_WORK TO DO_: Copy, in full, each line of the material that holds the word "values".

— start of DATA IN THIS EXERCISE —

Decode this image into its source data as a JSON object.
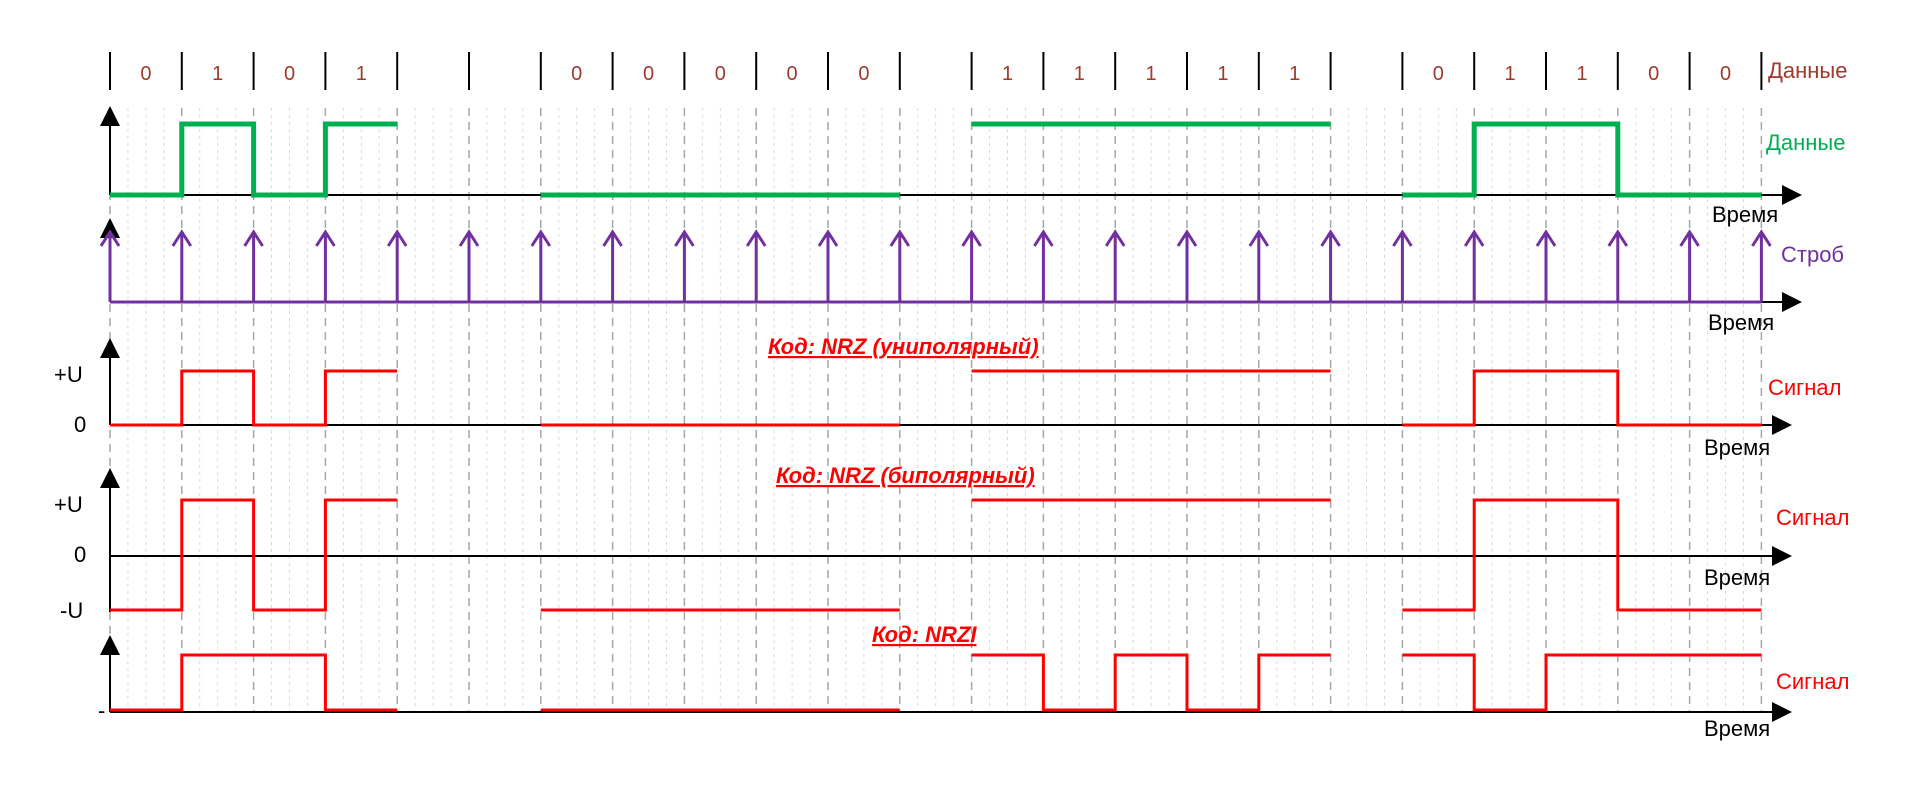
{
  "top_label": "Данные",
  "bits": [
    "0",
    "1",
    "0",
    "1",
    "",
    "",
    "0",
    "0",
    "0",
    "0",
    "0",
    "",
    "1",
    "1",
    "1",
    "1",
    "1",
    "",
    "0",
    "1",
    "1",
    "0",
    "0"
  ],
  "data_label": "Данные",
  "strobe_label": "Строб",
  "time_label": "Время",
  "signal_label": "Сигнал",
  "tick_plus": "+U",
  "tick_zero": "0",
  "tick_minus": "-U",
  "tick_dash": "-",
  "title_nrz_uni": "Код: NRZ (униполярный)",
  "title_nrz_bi": "Код: NRZ (биполярный)",
  "title_nrzi": "Код: NRZI",
  "colors": {
    "data": "#00b050",
    "strobe": "#7030a0",
    "signal": "#ff0000",
    "bits": "#a0392c"
  }
}
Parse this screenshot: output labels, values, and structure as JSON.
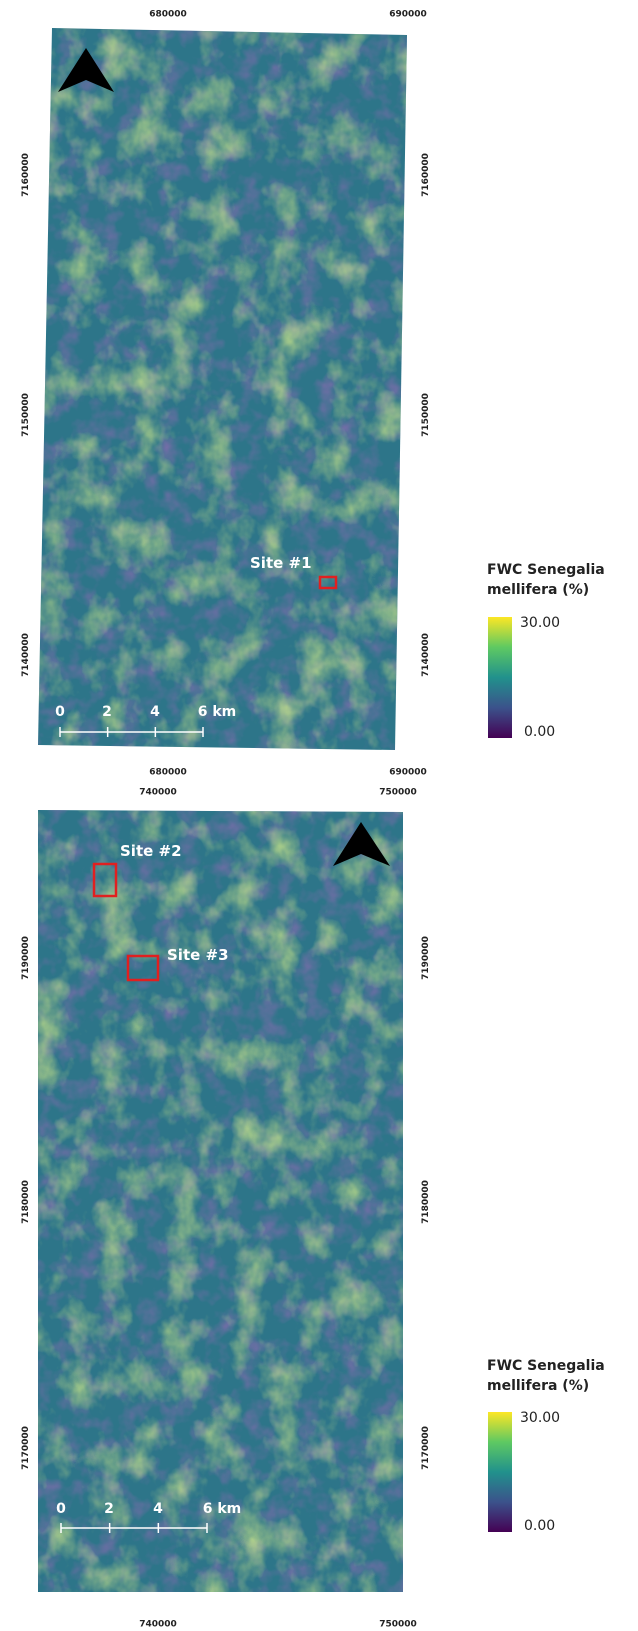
{
  "panels": [
    {
      "x_labels_top": [
        "680000",
        "690000"
      ],
      "x_labels_bottom": [
        "680000",
        "690000"
      ],
      "y_labels_left": [
        "7160000",
        "7150000",
        "7140000"
      ],
      "y_labels_right": [
        "7160000",
        "7150000",
        "7140000"
      ],
      "sites": [
        "Site #1"
      ],
      "scale_bar": [
        "0",
        "2",
        "4",
        "6 km"
      ],
      "legend": {
        "title": [
          "FWC Senegalia",
          "mellifera (%)"
        ],
        "max": "30.00",
        "min": "0.00"
      }
    },
    {
      "x_labels_top": [
        "740000",
        "750000"
      ],
      "x_labels_bottom": [
        "740000",
        "750000"
      ],
      "y_labels_left": [
        "7190000",
        "7180000",
        "7170000"
      ],
      "y_labels_right": [
        "7190000",
        "7180000",
        "7170000"
      ],
      "sites": [
        "Site #2",
        "Site #3"
      ],
      "scale_bar": [
        "0",
        "2",
        "4",
        "6 km"
      ],
      "legend": {
        "title": [
          "FWC Senegalia",
          "mellifera (%)"
        ],
        "max": "30.00",
        "min": "0.00"
      }
    }
  ]
}
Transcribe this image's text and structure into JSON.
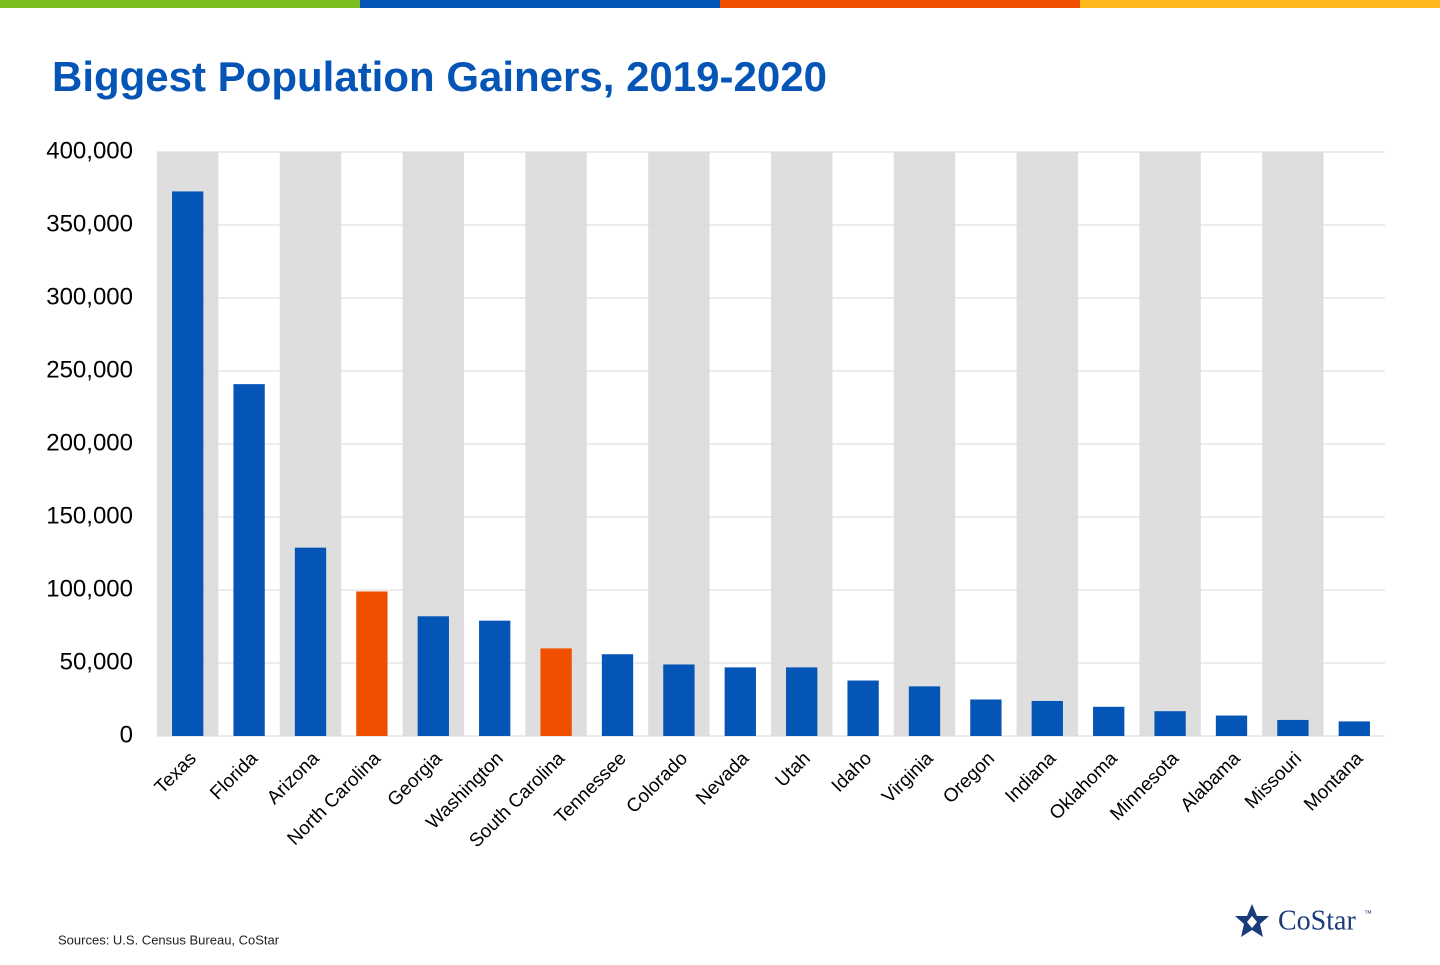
{
  "chart_data": {
    "type": "bar",
    "title": "Biggest Population Gainers, 2019-2020",
    "categories": [
      "Texas",
      "Florida",
      "Arizona",
      "North Carolina",
      "Georgia",
      "Washington",
      "South Carolina",
      "Tennessee",
      "Colorado",
      "Nevada",
      "Utah",
      "Idaho",
      "Virginia",
      "Oregon",
      "Indiana",
      "Oklahoma",
      "Minnesota",
      "Alabama",
      "Missouri",
      "Montana"
    ],
    "values": [
      373000,
      241000,
      129000,
      99000,
      82000,
      79000,
      60000,
      56000,
      49000,
      47000,
      47000,
      38000,
      34000,
      25000,
      24000,
      20000,
      17000,
      14000,
      11000,
      10000
    ],
    "colors": [
      "#0555b7",
      "#0555b7",
      "#0555b7",
      "#f04e00",
      "#0555b7",
      "#0555b7",
      "#f04e00",
      "#0555b7",
      "#0555b7",
      "#0555b7",
      "#0555b7",
      "#0555b7",
      "#0555b7",
      "#0555b7",
      "#0555b7",
      "#0555b7",
      "#0555b7",
      "#0555b7",
      "#0555b7",
      "#0555b7"
    ],
    "ylim": [
      0,
      400000
    ],
    "yticks": [
      0,
      {
        "value": 50000,
        "label": "50,000"
      },
      {
        "value": 100000,
        "label": "100,000"
      },
      {
        "value": 150000,
        "label": "150,000"
      },
      {
        "value": 200000,
        "label": "200,000"
      },
      {
        "value": 250000,
        "label": "250,000"
      },
      {
        "value": 300000,
        "label": "300,000"
      },
      {
        "value": 350000,
        "label": "350,000"
      },
      {
        "value": 400000,
        "label": "400,000"
      }
    ],
    "grid": true,
    "source": "Sources: U.S. Census Bureau, CoStar"
  },
  "logo": {
    "text": "CoStar",
    "mark": "™"
  }
}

— end of DATA IN THIS EXERCISE —

_RESPONSE BELOW_:
Parse this screenshot: output labels, values, and structure as JSON.
    "values": [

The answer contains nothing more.